# EXERCISE REQUIREMENTS
Write out, precisely and in full, each line of the material.

# PROVIDED RECORDS
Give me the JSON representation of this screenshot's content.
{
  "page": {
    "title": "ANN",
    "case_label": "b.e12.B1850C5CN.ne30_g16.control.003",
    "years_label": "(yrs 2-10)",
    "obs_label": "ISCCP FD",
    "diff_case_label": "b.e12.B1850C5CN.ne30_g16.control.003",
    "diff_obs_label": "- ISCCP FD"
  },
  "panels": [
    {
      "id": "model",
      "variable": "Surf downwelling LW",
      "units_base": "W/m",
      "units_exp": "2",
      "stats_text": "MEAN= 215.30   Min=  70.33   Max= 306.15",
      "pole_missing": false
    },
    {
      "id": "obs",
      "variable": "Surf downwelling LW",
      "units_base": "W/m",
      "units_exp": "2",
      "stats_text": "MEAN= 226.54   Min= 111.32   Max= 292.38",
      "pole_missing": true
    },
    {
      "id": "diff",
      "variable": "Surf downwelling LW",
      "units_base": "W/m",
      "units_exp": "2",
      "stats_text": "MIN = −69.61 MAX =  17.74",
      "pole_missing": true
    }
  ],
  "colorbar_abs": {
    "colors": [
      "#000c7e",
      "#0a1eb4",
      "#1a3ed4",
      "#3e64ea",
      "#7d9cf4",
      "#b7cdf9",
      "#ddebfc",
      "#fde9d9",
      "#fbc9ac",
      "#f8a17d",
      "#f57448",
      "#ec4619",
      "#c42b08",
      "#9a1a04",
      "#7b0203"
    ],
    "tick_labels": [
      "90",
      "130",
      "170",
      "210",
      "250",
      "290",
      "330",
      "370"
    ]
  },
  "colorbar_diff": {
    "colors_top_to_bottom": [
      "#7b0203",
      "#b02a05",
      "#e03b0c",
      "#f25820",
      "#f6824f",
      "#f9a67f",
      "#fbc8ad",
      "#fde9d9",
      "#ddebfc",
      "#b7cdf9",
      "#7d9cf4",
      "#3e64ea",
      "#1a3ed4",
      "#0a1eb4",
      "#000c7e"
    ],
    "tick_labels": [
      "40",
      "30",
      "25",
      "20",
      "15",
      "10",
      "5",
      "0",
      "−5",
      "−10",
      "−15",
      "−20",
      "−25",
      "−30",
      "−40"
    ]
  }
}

# WRITTEN ANSWER
Give me the JSON representation of this screenshot's content.
{
  "page": {
    "title": "ANN",
    "case_label": "b.e12.B1850C5CN.ne30_g16.control.003",
    "years_label": "(yrs 2-10)",
    "obs_label": "ISCCP FD",
    "diff_case_label": "b.e12.B1850C5CN.ne30_g16.control.003",
    "diff_obs_label": "- ISCCP FD"
  },
  "panels": [
    {
      "id": "model",
      "variable": "Surf downwelling LW",
      "units_base": "W/m",
      "units_exp": "2",
      "stats_text": "MEAN= 215.30   Min=  70.33   Max= 306.15",
      "pole_missing": false
    },
    {
      "id": "obs",
      "variable": "Surf downwelling LW",
      "units_base": "W/m",
      "units_exp": "2",
      "stats_text": "MEAN= 226.54   Min= 111.32   Max= 292.38",
      "pole_missing": true
    },
    {
      "id": "diff",
      "variable": "Surf downwelling LW",
      "units_base": "W/m",
      "units_exp": "2",
      "stats_text": "MIN = −69.61 MAX =  17.74",
      "pole_missing": true
    }
  ],
  "colorbar_abs": {
    "colors": [
      "#000c7e",
      "#0a1eb4",
      "#1a3ed4",
      "#3e64ea",
      "#7d9cf4",
      "#b7cdf9",
      "#ddebfc",
      "#fde9d9",
      "#fbc9ac",
      "#f8a17d",
      "#f57448",
      "#ec4619",
      "#c42b08",
      "#9a1a04",
      "#7b0203"
    ],
    "tick_labels": [
      "90",
      "130",
      "170",
      "210",
      "250",
      "290",
      "330",
      "370"
    ]
  },
  "colorbar_diff": {
    "colors_top_to_bottom": [
      "#7b0203",
      "#b02a05",
      "#e03b0c",
      "#f25820",
      "#f6824f",
      "#f9a67f",
      "#fbc8ad",
      "#fde9d9",
      "#ddebfc",
      "#b7cdf9",
      "#7d9cf4",
      "#3e64ea",
      "#1a3ed4",
      "#0a1eb4",
      "#000c7e"
    ],
    "tick_labels": [
      "40",
      "30",
      "25",
      "20",
      "15",
      "10",
      "5",
      "0",
      "−5",
      "−10",
      "−15",
      "−20",
      "−25",
      "−30",
      "−40"
    ]
  }
}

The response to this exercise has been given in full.